_EXERCISE MATERIALS_.
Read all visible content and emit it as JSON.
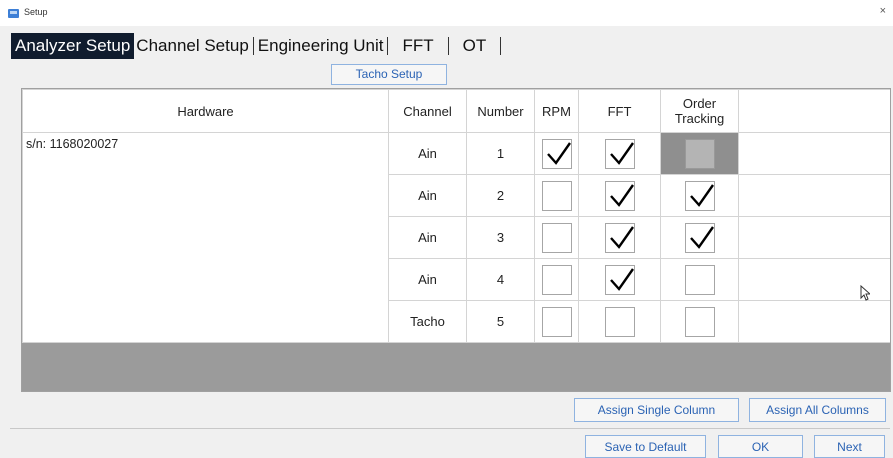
{
  "window": {
    "title": "Setup",
    "close_glyph": "×"
  },
  "tabs": [
    {
      "label": "Analyzer Setup",
      "active": true
    },
    {
      "label": "Channel Setup",
      "active": false
    },
    {
      "label": "Engineering Unit",
      "active": false
    },
    {
      "label": "FFT",
      "active": false
    },
    {
      "label": "OT",
      "active": false
    }
  ],
  "tacho_setup_label": "Tacho Setup",
  "table": {
    "headers": {
      "hardware": "Hardware",
      "channel": "Channel",
      "number": "Number",
      "rpm": "RPM",
      "fft": "FFT",
      "order_tracking_line1": "Order",
      "order_tracking_line2": "Tracking"
    },
    "hardware_serial": "s/n: 1168020027",
    "rows": [
      {
        "channel": "Ain",
        "number": "1",
        "rpm": true,
        "fft": true,
        "order_tracking": false,
        "ot_disabled": true
      },
      {
        "channel": "Ain",
        "number": "2",
        "rpm": false,
        "fft": true,
        "order_tracking": true,
        "ot_disabled": false
      },
      {
        "channel": "Ain",
        "number": "3",
        "rpm": false,
        "fft": true,
        "order_tracking": true,
        "ot_disabled": false
      },
      {
        "channel": "Ain",
        "number": "4",
        "rpm": false,
        "fft": true,
        "order_tracking": false,
        "ot_disabled": false
      },
      {
        "channel": "Tacho",
        "number": "5",
        "rpm": false,
        "fft": false,
        "order_tracking": false,
        "ot_disabled": false
      }
    ]
  },
  "buttons": {
    "assign_single": "Assign Single Column",
    "assign_all": "Assign All Columns",
    "save_default": "Save to Default",
    "ok": "OK",
    "next": "Next"
  },
  "colors": {
    "active_tab": "#101c2e",
    "button_text": "#2b63b4",
    "grey_band": "#9b9b9b"
  },
  "icons": {
    "app": "setup-app-icon",
    "check": "checkmark-icon",
    "cursor": "mouse-pointer-icon"
  }
}
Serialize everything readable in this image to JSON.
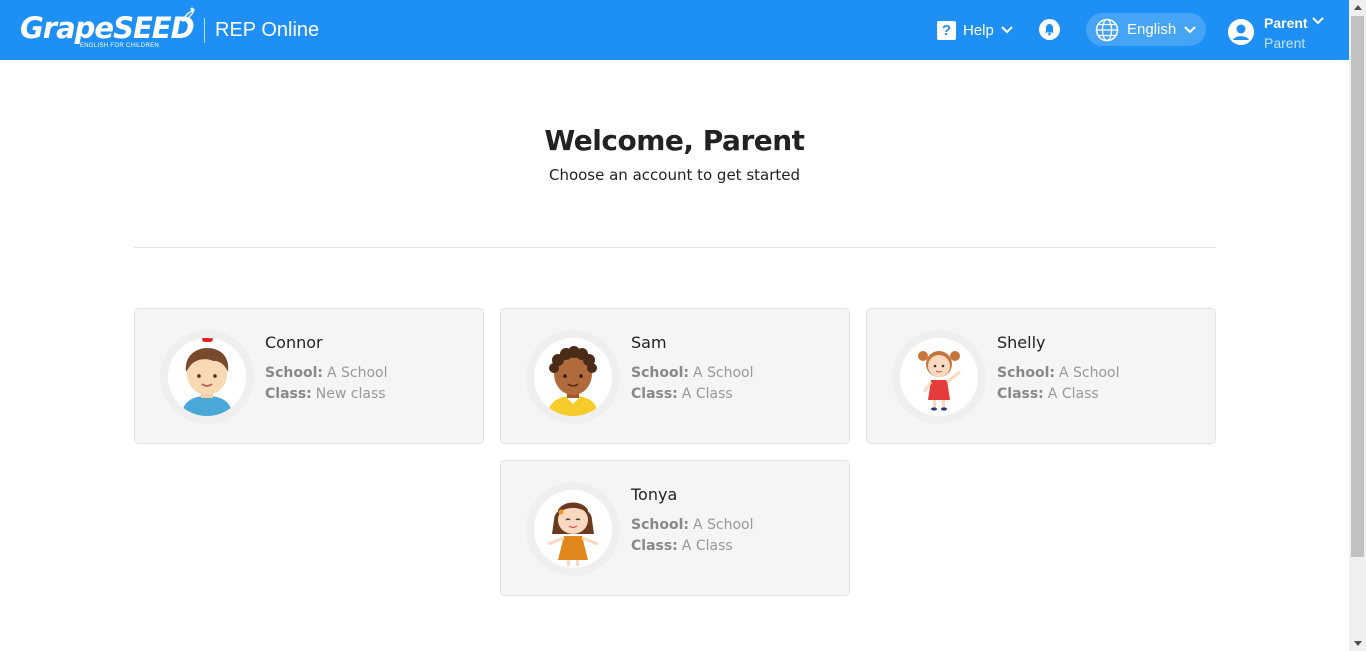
{
  "header": {
    "logo_text": "GrapeSEED",
    "logo_tagline": "ENGLISH FOR CHILDREN",
    "app_title": "REP Online",
    "help_label": "Help",
    "language": "English",
    "user_name": "Parent",
    "user_role": "Parent",
    "accent": "#1e90f5"
  },
  "welcome": {
    "title": "Welcome, Parent",
    "subtitle": "Choose an account to get started"
  },
  "labels": {
    "school": "School:",
    "class": "Class:"
  },
  "accounts": [
    {
      "name": "Connor",
      "school": "A School",
      "class": "New class",
      "avatar": "boy-red-hair-clip"
    },
    {
      "name": "Sam",
      "school": "A School",
      "class": "A Class",
      "avatar": "boy-curly-hair"
    },
    {
      "name": "Shelly",
      "school": "A School",
      "class": "A Class",
      "avatar": "girl-pigtails-red-dress"
    },
    {
      "name": "Tonya",
      "school": "A School",
      "class": "A Class",
      "avatar": "girl-brown-hair-orange-dress"
    }
  ]
}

_AIM OF THE TASK_. Print the records above exactly as they stand, but leave out the pictures.

_WRITTEN RESPONSE_.
Read all visible content and emit it as JSON.
{
  "window": {
    "title": "Setup",
    "close_glyph": "×"
  },
  "tabs": [
    {
      "label": "Analyzer Setup",
      "active": true
    },
    {
      "label": "Channel Setup",
      "active": false
    },
    {
      "label": "Engineering Unit",
      "active": false
    },
    {
      "label": "FFT",
      "active": false
    },
    {
      "label": "OT",
      "active": false
    }
  ],
  "tacho_setup_label": "Tacho Setup",
  "table": {
    "headers": {
      "hardware": "Hardware",
      "channel": "Channel",
      "number": "Number",
      "rpm": "RPM",
      "fft": "FFT",
      "order_tracking_line1": "Order",
      "order_tracking_line2": "Tracking"
    },
    "hardware_serial": "s/n: 1168020027",
    "rows": [
      {
        "channel": "Ain",
        "number": "1",
        "rpm": true,
        "fft": true,
        "order_tracking": false,
        "ot_disabled": true
      },
      {
        "channel": "Ain",
        "number": "2",
        "rpm": false,
        "fft": true,
        "order_tracking": true,
        "ot_disabled": false
      },
      {
        "channel": "Ain",
        "number": "3",
        "rpm": false,
        "fft": true,
        "order_tracking": true,
        "ot_disabled": false
      },
      {
        "channel": "Ain",
        "number": "4",
        "rpm": false,
        "fft": true,
        "order_tracking": false,
        "ot_disabled": false
      },
      {
        "channel": "Tacho",
        "number": "5",
        "rpm": false,
        "fft": false,
        "order_tracking": false,
        "ot_disabled": false
      }
    ]
  },
  "buttons": {
    "assign_single": "Assign Single Column",
    "assign_all": "Assign All Columns",
    "save_default": "Save to Default",
    "ok": "OK",
    "next": "Next"
  },
  "colors": {
    "active_tab": "#101c2e",
    "button_text": "#2b63b4",
    "grey_band": "#9b9b9b"
  },
  "icons": {
    "app": "setup-app-icon",
    "check": "checkmark-icon",
    "cursor": "mouse-pointer-icon"
  }
}
Serialize everything readable in this image to JSON.
{
  "header": {
    "logo_text": "GrapeSEED",
    "logo_tagline": "ENGLISH FOR CHILDREN",
    "app_title": "REP Online",
    "help_label": "Help",
    "language": "English",
    "user_name": "Parent",
    "user_role": "Parent",
    "accent": "#1e90f5"
  },
  "welcome": {
    "title": "Welcome, Parent",
    "subtitle": "Choose an account to get started"
  },
  "labels": {
    "school": "School:",
    "class": "Class:"
  },
  "accounts": [
    {
      "name": "Connor",
      "school": "A School",
      "class": "New class",
      "avatar": "boy-red-hair-clip"
    },
    {
      "name": "Sam",
      "school": "A School",
      "class": "A Class",
      "avatar": "boy-curly-hair"
    },
    {
      "name": "Shelly",
      "school": "A School",
      "class": "A Class",
      "avatar": "girl-pigtails-red-dress"
    },
    {
      "name": "Tonya",
      "school": "A School",
      "class": "A Class",
      "avatar": "girl-brown-hair-orange-dress"
    }
  ]
}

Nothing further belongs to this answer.